(Extracted records)
--------------------------------------------------

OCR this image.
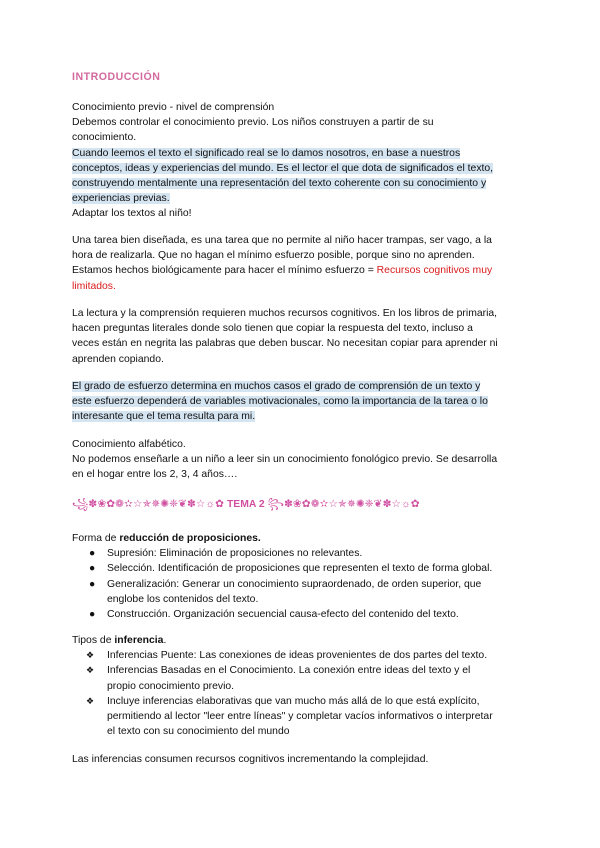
INTRODUCCIÓN
Conocimiento previo - nivel de comprensión
Debemos controlar el conocimiento previo. Los niños construyen a partir de su
conocimiento.
Cuando leemos el texto el significado real se lo damos nosotros, en base a nuestros
conceptos, ideas y experiencias del mundo. Es el lector el que dota de significados el texto,
construyendo mentalmente una representación del texto coherente con su conocimiento y
experiencias previas.
Adaptar los textos al niño!
Una tarea bien diseñada, es una tarea que no permite al niño hacer trampas, ser vago, a la
hora de realizarla. Que no hagan el mínimo esfuerzo posible, porque sino no aprenden.
Estamos hechos biológicamente para hacer el mínimo esfuerzo = Recursos cognitivos muy
limitados.
La lectura y la comprensión requieren muchos recursos cognitivos. En los libros de primaria,
hacen preguntas literales donde solo tienen que copiar la respuesta del texto, incluso a
veces están en negrita las palabras que deben buscar. No necesitan copiar para aprender ni
aprenden copiando.
El grado de esfuerzo determina en muchos casos el grado de comprensión de un texto y
este esfuerzo dependerá de variables motivacionales, como la importancia de la tarea o lo
interesante que el tema resulta para mi.
Conocimiento alfabético.
No podemos enseñarle a un niño a leer sin un conocimiento fonológico previo. Se desarrolla
en el hogar entre los 2, 3, 4 años….
꧁✽❀✿❁✫☆✯✵✺❈❦✽☆☼✿ TEMA 2 ꧂✽❀✿❁✫☆✯✵✺❈❦✽☆☼✿
Forma de reducción de proposiciones.
● Supresión: Eliminación de proposiciones no relevantes.
● Selección. Identificación de proposiciones que representen el texto de forma global.
● Generalización: Generar un conocimiento supraordenado, de orden superior, que
englobe los contenidos del texto.
● Construcción. Organización secuencial causa-efecto del contenido del texto.
Tipos de inferencia.
❖ Inferencias Puente: Las conexiones de ideas provenientes de dos partes del texto.
❖ Inferencias Basadas en el Conocimiento. La conexión entre ideas del texto y el
propio conocimiento previo.
❖ Incluye inferencias elaborativas que van mucho más allá de lo que está explícito,
permitiendo al lector "leer entre líneas" y completar vacíos informativos o interpretar
el texto con su conocimiento del mundo
Las inferencias consumen recursos cognitivos incrementando la complejidad.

--------------------------------------------------

## [EXERCISE]
Pull every line containing the word "muchos" out of the entries above.

## [PROBLEM SOLUTION]
La lectura y la comprensión requieren muchos recursos cognitivos. En los libros de primaria,
El grado de esfuerzo determina en muchos casos el grado de comprensión de un texto y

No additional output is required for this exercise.